- **AIM**
Across the data below, how many lines hold "Chabrier"? Answer with that number and nothing else.

(Items from a figure collection)
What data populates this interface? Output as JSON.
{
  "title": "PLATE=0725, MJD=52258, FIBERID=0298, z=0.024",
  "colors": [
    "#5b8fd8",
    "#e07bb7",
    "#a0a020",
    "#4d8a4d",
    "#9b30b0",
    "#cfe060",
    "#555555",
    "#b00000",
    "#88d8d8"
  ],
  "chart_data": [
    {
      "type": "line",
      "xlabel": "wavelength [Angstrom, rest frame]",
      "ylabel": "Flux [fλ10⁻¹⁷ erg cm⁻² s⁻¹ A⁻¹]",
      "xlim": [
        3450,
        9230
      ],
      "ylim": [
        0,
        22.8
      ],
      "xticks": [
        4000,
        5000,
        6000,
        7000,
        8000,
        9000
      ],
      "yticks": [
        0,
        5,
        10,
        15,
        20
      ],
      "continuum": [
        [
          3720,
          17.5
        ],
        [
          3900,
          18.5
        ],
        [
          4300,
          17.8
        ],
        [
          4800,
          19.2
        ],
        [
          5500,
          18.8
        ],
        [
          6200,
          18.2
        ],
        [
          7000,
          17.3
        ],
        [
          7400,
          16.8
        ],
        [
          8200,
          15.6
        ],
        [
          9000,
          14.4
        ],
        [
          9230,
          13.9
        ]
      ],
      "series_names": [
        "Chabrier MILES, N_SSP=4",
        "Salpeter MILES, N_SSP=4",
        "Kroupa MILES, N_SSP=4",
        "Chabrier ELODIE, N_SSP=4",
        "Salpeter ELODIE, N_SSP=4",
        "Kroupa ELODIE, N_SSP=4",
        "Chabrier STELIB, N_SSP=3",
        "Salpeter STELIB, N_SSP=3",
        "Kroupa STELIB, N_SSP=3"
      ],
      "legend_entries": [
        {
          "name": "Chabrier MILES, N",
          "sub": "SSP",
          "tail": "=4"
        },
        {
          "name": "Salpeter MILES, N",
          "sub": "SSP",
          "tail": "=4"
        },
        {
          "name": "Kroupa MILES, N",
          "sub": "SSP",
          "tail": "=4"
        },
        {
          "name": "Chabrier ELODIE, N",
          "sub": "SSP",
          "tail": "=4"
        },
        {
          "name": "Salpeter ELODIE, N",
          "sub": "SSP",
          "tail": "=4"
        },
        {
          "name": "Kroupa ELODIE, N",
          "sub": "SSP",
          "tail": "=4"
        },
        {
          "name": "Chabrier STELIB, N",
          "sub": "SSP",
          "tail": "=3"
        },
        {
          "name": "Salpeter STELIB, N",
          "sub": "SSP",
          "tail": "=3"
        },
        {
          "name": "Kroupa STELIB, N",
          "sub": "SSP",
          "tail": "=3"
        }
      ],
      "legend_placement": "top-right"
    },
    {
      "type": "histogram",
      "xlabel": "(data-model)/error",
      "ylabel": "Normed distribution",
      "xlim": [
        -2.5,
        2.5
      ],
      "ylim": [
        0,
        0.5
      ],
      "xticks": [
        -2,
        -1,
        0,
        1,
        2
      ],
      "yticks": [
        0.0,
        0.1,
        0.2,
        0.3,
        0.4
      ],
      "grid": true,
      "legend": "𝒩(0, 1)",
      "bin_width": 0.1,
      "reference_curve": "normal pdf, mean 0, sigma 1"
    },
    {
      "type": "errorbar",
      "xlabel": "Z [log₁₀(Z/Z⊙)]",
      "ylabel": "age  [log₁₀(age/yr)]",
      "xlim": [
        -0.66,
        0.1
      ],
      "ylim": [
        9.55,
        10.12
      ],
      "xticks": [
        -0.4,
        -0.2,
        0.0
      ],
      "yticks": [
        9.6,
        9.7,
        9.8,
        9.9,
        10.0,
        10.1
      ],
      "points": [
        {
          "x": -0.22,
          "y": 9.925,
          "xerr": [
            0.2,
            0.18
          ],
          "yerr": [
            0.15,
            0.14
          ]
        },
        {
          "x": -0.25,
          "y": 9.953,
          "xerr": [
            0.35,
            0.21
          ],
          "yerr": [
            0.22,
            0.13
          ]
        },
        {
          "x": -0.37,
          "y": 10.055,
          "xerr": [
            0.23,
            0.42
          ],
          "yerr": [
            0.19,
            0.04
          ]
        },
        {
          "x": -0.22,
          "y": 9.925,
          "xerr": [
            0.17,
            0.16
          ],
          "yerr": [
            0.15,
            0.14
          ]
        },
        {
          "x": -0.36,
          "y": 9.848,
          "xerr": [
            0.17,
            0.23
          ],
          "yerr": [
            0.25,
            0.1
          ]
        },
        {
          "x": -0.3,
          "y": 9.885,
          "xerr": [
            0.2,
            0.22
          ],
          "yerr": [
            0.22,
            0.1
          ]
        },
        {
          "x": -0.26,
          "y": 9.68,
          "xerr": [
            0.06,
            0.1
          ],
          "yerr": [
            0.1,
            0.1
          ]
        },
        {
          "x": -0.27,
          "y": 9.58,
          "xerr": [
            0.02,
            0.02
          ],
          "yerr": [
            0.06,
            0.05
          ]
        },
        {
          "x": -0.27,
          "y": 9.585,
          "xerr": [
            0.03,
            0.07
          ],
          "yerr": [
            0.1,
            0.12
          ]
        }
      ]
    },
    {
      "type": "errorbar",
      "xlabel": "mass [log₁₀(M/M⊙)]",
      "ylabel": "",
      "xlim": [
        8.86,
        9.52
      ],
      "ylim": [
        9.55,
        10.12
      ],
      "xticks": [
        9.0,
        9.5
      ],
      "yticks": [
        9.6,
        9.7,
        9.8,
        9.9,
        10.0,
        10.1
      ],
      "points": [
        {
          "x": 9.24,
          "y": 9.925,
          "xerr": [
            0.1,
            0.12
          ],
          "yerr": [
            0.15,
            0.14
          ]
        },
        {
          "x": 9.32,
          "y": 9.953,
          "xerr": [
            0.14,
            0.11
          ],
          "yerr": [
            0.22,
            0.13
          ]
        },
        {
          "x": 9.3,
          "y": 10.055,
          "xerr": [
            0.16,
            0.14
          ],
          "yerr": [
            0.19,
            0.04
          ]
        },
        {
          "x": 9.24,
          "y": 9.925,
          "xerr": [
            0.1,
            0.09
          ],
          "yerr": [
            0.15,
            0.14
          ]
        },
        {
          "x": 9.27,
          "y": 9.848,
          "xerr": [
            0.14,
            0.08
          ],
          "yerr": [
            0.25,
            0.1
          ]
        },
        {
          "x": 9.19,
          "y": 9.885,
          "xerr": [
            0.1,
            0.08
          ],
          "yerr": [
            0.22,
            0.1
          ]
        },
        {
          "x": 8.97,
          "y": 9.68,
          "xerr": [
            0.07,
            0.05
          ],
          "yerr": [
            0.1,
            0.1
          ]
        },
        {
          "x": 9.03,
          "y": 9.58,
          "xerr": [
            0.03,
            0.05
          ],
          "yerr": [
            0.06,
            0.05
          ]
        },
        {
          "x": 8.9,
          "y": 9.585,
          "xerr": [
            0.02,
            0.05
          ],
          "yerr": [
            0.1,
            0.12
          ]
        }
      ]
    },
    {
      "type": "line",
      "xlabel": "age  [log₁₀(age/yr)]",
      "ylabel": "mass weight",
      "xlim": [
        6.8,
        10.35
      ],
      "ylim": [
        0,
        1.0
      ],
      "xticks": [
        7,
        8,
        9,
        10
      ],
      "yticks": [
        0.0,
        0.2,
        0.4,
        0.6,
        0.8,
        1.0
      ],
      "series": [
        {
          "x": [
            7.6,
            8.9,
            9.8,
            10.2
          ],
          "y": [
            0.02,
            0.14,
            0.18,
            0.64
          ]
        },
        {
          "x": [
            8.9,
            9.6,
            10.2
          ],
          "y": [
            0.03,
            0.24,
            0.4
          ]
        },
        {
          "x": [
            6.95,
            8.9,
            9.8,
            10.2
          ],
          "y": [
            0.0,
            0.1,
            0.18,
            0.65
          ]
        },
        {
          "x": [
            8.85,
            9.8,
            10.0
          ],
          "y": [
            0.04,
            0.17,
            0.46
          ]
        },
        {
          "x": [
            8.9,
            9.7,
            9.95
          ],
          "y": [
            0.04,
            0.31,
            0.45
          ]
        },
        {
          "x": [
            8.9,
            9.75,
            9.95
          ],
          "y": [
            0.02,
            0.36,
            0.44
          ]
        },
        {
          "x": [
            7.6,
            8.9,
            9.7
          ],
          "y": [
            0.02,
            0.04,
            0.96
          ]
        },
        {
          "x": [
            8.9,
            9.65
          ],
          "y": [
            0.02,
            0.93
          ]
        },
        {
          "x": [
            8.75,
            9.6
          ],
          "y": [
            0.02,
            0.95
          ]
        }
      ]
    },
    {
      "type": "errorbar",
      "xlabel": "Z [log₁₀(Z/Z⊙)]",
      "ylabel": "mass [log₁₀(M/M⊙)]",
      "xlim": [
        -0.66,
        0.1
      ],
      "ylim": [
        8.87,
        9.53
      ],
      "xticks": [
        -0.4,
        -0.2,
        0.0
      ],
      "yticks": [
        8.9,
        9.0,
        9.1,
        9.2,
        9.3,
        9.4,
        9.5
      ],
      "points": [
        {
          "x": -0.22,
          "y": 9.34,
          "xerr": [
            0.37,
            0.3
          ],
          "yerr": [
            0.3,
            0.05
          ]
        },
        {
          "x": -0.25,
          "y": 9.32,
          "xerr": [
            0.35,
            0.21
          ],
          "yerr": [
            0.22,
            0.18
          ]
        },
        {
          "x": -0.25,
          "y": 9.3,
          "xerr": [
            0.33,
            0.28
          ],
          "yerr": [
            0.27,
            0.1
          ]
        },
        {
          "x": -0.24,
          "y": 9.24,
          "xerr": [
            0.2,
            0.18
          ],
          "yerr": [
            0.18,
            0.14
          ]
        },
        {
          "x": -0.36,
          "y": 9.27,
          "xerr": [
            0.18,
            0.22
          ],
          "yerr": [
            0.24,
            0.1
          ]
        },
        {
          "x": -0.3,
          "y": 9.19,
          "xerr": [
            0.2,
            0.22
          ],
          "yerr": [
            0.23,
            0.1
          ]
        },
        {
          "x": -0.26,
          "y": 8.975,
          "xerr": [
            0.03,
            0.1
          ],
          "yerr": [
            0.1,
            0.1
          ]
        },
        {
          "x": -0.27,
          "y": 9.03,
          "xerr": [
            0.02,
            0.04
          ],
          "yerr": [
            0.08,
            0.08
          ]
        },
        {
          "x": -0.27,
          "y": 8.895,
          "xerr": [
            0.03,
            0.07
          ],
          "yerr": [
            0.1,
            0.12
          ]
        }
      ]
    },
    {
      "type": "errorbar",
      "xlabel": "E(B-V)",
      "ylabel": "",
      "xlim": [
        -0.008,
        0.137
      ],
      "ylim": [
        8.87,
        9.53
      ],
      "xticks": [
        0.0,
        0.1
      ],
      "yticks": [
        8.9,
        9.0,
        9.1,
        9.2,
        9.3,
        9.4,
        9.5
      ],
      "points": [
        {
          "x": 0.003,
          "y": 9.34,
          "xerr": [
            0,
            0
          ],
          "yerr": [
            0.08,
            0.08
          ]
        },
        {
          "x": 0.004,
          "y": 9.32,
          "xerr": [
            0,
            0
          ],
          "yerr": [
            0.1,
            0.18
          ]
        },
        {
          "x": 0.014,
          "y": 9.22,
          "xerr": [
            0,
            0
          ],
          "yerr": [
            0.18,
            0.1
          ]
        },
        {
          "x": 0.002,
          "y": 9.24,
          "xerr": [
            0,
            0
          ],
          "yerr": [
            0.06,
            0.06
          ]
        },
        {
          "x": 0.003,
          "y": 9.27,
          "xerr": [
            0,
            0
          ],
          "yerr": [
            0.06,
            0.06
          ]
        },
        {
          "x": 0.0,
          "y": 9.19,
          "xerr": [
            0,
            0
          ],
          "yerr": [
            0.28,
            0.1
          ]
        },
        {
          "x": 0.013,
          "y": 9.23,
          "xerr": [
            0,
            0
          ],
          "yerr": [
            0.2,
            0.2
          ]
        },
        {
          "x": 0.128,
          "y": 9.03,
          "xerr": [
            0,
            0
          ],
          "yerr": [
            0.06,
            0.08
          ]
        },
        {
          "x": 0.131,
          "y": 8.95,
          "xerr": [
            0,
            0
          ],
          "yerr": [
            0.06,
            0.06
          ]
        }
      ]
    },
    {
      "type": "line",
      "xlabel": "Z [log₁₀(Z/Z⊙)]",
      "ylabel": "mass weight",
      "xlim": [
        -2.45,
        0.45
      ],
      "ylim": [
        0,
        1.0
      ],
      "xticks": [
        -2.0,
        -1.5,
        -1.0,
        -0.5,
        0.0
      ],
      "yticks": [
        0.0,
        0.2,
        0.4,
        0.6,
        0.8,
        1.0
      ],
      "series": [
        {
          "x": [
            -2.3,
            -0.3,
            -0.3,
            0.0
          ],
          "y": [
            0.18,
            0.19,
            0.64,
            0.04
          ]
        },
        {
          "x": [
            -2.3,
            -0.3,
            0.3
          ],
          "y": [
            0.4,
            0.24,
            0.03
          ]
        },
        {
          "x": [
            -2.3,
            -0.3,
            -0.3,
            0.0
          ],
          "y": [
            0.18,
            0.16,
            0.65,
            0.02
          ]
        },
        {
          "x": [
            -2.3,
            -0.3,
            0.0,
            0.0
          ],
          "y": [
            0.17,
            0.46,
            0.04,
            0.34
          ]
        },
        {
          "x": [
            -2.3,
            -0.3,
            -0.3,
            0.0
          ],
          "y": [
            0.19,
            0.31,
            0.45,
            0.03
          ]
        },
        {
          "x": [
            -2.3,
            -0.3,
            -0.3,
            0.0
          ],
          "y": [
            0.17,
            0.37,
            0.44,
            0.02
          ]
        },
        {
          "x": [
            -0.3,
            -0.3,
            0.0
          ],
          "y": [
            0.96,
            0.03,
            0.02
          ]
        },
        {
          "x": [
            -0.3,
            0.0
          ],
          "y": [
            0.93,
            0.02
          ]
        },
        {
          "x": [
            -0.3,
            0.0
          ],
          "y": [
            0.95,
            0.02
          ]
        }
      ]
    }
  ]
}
---
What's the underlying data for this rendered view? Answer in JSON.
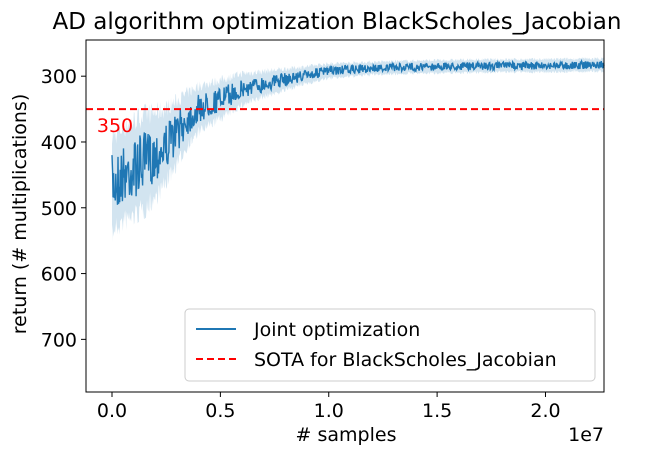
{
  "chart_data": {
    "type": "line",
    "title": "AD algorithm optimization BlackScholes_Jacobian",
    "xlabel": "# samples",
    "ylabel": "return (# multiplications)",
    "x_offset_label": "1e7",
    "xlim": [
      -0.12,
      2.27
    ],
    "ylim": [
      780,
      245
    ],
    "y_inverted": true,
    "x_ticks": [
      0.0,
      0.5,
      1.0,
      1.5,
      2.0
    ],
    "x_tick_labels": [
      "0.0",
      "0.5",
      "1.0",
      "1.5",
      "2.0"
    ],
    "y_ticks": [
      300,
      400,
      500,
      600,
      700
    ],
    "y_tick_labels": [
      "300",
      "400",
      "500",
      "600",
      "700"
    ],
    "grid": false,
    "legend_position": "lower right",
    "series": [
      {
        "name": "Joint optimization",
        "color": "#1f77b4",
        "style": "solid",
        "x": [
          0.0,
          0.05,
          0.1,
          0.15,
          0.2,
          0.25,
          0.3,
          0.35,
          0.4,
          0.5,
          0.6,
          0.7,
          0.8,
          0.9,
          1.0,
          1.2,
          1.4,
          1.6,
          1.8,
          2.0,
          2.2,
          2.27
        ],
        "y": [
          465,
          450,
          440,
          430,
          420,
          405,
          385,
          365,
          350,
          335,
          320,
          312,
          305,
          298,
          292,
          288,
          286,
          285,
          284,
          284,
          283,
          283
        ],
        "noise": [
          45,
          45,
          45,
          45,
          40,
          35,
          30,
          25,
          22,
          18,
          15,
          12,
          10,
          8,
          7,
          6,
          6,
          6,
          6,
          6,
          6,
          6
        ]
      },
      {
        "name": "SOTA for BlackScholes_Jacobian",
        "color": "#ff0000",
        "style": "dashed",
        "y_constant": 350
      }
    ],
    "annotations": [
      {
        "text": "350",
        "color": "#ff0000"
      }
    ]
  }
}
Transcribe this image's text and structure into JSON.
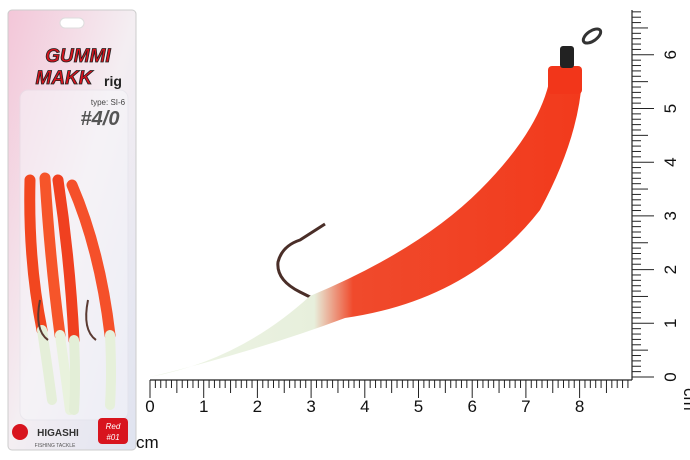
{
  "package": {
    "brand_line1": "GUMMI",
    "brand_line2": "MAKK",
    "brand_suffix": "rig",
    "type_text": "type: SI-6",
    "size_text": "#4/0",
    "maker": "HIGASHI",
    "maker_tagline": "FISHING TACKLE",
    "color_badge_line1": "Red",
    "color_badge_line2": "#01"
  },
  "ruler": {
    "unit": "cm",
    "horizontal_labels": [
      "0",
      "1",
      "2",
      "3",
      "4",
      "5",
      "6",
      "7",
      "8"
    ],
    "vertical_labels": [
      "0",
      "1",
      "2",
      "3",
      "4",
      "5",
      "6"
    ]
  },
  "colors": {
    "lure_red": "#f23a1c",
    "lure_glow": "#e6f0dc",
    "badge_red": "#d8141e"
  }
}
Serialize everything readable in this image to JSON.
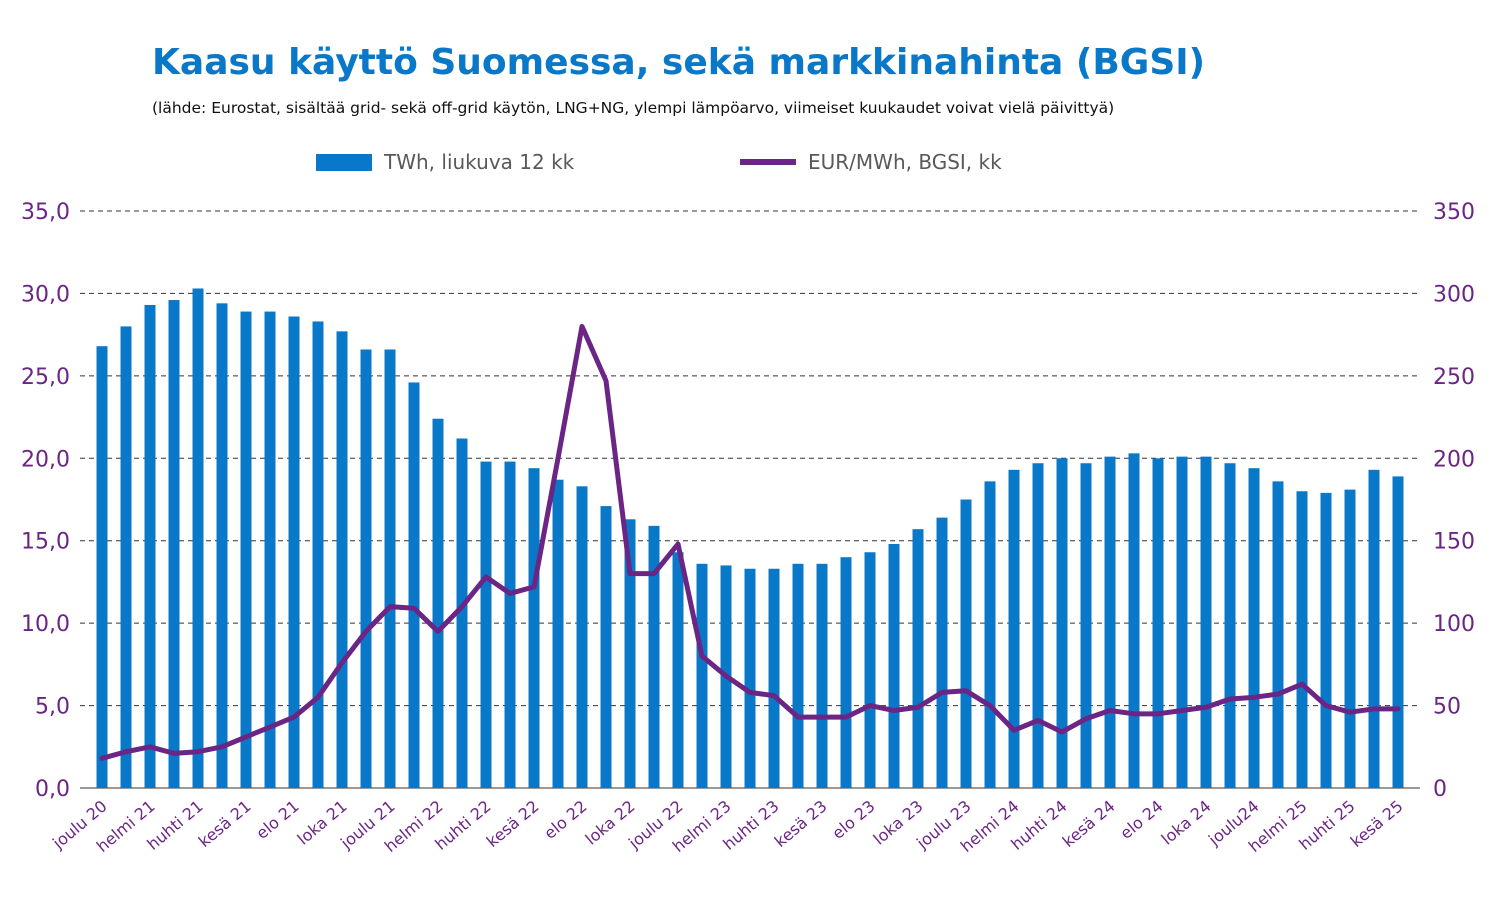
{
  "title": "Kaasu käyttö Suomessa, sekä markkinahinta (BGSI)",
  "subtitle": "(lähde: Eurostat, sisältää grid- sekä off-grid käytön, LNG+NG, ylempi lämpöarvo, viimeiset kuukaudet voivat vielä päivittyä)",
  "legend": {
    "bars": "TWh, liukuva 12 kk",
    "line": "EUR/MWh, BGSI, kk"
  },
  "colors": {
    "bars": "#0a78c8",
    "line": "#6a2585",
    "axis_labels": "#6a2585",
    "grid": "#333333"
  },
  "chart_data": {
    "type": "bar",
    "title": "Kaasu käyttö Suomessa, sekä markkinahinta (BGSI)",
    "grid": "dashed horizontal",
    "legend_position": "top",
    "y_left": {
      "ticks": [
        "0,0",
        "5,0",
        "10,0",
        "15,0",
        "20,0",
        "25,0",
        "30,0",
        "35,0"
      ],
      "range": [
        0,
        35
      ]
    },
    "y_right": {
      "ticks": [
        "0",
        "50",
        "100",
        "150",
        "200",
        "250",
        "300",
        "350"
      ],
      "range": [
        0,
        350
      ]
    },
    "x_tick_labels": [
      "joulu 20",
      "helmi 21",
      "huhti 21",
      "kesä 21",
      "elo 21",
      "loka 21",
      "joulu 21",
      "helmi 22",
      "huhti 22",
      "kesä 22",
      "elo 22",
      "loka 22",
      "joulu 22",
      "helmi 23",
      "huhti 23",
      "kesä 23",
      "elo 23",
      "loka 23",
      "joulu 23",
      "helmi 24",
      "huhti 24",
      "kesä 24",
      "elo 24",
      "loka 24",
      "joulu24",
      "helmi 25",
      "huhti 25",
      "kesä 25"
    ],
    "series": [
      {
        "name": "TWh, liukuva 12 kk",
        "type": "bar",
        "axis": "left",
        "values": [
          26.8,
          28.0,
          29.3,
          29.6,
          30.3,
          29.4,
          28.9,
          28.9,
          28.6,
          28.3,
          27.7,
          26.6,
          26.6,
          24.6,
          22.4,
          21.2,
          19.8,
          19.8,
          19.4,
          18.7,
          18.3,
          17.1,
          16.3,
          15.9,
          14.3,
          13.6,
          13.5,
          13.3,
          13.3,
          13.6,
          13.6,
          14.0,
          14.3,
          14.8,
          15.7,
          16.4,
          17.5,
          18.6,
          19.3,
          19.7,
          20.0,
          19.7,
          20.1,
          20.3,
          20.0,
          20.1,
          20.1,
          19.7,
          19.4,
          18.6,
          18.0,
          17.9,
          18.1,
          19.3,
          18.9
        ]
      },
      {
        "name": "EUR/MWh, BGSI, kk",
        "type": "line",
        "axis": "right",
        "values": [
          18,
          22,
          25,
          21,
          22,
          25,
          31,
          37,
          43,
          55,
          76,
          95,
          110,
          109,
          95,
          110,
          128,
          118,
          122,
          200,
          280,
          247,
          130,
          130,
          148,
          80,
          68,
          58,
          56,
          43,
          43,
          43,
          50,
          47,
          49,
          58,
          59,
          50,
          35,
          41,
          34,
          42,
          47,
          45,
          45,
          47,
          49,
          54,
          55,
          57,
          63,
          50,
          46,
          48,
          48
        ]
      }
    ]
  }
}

- **FINISHED ANSWER**
6